===== GIVEN ENTRIES

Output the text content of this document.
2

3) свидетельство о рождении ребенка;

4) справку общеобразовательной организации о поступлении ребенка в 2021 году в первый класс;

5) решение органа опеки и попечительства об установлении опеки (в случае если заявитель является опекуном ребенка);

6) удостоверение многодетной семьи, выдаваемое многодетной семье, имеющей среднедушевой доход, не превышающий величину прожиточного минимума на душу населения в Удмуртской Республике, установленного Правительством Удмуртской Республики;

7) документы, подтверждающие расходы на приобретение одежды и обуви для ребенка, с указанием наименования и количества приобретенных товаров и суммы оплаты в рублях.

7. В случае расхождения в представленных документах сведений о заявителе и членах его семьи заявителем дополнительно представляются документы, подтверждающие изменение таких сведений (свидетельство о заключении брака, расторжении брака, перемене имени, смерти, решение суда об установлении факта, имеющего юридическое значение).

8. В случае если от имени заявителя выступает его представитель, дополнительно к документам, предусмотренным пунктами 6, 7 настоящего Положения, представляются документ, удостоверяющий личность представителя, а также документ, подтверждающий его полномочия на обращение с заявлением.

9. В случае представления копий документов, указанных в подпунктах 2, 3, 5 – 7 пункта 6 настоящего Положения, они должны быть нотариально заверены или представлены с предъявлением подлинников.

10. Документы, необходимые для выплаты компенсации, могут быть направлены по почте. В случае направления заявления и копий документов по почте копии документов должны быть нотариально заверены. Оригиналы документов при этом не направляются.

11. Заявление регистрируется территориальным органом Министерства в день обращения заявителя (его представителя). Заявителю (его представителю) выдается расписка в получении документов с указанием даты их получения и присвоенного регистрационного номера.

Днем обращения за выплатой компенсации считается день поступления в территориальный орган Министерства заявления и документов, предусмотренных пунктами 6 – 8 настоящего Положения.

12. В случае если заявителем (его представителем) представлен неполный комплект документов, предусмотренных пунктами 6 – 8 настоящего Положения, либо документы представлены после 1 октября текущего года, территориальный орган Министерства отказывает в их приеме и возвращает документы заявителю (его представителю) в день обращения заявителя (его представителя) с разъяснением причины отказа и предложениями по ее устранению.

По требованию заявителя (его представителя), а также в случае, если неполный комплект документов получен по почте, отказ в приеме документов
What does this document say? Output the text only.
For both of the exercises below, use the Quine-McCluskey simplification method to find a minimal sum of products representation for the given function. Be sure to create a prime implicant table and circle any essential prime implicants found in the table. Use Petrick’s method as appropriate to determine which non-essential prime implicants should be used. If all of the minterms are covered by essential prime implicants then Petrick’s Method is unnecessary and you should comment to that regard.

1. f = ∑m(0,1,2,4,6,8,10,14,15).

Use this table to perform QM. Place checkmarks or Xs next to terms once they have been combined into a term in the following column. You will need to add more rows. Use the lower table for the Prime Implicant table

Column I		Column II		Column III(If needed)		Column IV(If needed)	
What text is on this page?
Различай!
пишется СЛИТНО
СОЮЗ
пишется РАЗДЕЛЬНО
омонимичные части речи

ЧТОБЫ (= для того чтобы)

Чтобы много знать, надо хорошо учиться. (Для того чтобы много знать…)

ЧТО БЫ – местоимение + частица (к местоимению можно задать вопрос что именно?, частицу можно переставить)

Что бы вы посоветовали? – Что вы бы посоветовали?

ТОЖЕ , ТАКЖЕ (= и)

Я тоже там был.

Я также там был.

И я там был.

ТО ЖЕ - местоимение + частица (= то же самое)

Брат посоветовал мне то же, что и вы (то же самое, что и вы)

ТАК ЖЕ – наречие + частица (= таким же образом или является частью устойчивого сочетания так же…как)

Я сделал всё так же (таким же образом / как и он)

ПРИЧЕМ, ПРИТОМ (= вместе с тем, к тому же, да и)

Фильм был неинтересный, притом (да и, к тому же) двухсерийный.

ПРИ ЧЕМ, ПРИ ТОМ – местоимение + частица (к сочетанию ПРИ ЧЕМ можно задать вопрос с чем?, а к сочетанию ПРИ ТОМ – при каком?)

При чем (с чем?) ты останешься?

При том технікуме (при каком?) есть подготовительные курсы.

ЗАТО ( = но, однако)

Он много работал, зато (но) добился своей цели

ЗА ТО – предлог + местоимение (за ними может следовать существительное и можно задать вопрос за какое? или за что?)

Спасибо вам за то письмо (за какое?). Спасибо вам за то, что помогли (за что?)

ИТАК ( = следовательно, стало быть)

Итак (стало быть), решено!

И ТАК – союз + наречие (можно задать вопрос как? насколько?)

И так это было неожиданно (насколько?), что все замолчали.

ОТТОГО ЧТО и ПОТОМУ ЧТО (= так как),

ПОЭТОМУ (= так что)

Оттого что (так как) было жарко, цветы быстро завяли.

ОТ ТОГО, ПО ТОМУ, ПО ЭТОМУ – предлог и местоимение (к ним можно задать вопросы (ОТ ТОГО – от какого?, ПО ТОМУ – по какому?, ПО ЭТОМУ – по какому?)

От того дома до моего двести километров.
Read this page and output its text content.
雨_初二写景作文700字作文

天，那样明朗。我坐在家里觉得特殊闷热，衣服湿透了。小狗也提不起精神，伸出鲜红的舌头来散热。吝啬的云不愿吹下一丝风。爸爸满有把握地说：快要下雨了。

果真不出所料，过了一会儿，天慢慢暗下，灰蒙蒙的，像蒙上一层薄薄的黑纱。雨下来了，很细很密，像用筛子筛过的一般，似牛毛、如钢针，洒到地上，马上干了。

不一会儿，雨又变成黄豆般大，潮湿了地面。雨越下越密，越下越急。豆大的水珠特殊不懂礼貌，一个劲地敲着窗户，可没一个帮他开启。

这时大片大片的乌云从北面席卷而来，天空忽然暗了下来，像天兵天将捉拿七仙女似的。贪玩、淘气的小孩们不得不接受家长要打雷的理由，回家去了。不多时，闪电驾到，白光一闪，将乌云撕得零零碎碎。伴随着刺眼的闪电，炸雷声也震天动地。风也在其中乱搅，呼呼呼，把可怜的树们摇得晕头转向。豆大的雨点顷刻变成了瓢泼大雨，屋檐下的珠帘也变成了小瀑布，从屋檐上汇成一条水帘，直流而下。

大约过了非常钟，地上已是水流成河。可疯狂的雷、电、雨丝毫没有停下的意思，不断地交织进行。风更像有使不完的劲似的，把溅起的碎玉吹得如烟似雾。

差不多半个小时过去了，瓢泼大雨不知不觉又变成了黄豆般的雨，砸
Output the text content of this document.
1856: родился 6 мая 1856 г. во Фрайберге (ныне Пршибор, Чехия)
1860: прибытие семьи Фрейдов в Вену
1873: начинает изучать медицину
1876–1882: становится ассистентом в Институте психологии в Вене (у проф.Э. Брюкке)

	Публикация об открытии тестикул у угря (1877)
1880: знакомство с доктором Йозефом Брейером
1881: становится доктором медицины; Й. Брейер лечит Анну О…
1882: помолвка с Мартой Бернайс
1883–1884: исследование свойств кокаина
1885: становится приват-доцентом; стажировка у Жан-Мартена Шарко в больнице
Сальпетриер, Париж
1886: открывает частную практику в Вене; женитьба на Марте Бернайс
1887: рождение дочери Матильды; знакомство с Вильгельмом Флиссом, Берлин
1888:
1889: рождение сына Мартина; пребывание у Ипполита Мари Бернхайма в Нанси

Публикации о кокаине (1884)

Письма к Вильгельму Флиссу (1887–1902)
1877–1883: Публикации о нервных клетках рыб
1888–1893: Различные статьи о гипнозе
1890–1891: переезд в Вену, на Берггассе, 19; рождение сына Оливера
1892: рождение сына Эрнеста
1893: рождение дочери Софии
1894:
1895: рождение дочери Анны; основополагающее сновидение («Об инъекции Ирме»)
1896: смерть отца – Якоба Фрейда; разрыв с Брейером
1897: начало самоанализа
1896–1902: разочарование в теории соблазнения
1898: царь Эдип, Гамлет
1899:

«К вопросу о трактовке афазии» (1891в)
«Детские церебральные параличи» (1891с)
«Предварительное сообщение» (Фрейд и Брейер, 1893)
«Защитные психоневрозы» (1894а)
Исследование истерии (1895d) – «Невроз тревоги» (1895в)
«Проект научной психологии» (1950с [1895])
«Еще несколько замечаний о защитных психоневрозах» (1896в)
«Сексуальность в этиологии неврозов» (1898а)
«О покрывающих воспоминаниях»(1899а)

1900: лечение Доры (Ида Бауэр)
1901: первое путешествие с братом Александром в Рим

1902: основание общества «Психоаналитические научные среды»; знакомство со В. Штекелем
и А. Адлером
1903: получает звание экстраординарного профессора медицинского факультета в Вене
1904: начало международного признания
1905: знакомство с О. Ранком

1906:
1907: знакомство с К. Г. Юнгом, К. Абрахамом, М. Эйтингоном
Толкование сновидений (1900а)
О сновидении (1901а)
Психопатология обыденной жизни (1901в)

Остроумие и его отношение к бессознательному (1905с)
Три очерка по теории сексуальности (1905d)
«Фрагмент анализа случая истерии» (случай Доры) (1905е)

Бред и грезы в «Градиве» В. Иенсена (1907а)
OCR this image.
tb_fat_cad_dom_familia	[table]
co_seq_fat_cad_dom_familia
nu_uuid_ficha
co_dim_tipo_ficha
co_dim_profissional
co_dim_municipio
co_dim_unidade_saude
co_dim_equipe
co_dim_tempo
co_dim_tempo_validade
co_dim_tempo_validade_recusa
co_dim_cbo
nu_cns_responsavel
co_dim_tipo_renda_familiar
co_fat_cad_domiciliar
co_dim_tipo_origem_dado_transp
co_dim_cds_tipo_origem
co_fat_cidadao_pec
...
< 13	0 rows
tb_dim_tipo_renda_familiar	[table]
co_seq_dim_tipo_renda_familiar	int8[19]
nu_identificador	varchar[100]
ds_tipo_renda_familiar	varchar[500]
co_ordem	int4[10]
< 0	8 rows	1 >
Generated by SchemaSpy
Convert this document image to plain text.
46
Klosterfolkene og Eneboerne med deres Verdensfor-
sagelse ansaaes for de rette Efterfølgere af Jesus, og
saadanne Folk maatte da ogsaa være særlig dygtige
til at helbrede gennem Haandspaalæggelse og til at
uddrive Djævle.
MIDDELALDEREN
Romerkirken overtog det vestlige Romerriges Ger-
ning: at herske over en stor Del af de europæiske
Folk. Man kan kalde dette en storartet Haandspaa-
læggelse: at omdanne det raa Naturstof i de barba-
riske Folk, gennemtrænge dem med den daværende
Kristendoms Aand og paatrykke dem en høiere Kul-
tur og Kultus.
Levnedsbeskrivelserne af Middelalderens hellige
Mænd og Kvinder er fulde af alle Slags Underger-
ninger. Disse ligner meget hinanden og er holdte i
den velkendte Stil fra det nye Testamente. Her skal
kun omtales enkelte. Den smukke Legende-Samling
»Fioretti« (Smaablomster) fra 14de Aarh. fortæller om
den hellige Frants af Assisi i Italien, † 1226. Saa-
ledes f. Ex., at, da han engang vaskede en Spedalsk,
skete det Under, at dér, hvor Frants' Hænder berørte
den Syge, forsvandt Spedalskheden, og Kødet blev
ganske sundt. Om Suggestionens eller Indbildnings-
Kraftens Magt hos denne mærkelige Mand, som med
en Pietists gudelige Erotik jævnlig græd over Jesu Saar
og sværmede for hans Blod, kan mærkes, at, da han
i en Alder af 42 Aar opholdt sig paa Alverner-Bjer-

==========

- _STATED TASK_: Going through the data above, count the lines where the string "Публикации" appears, and answer with only that number.

- _THE OUTPUT_: 2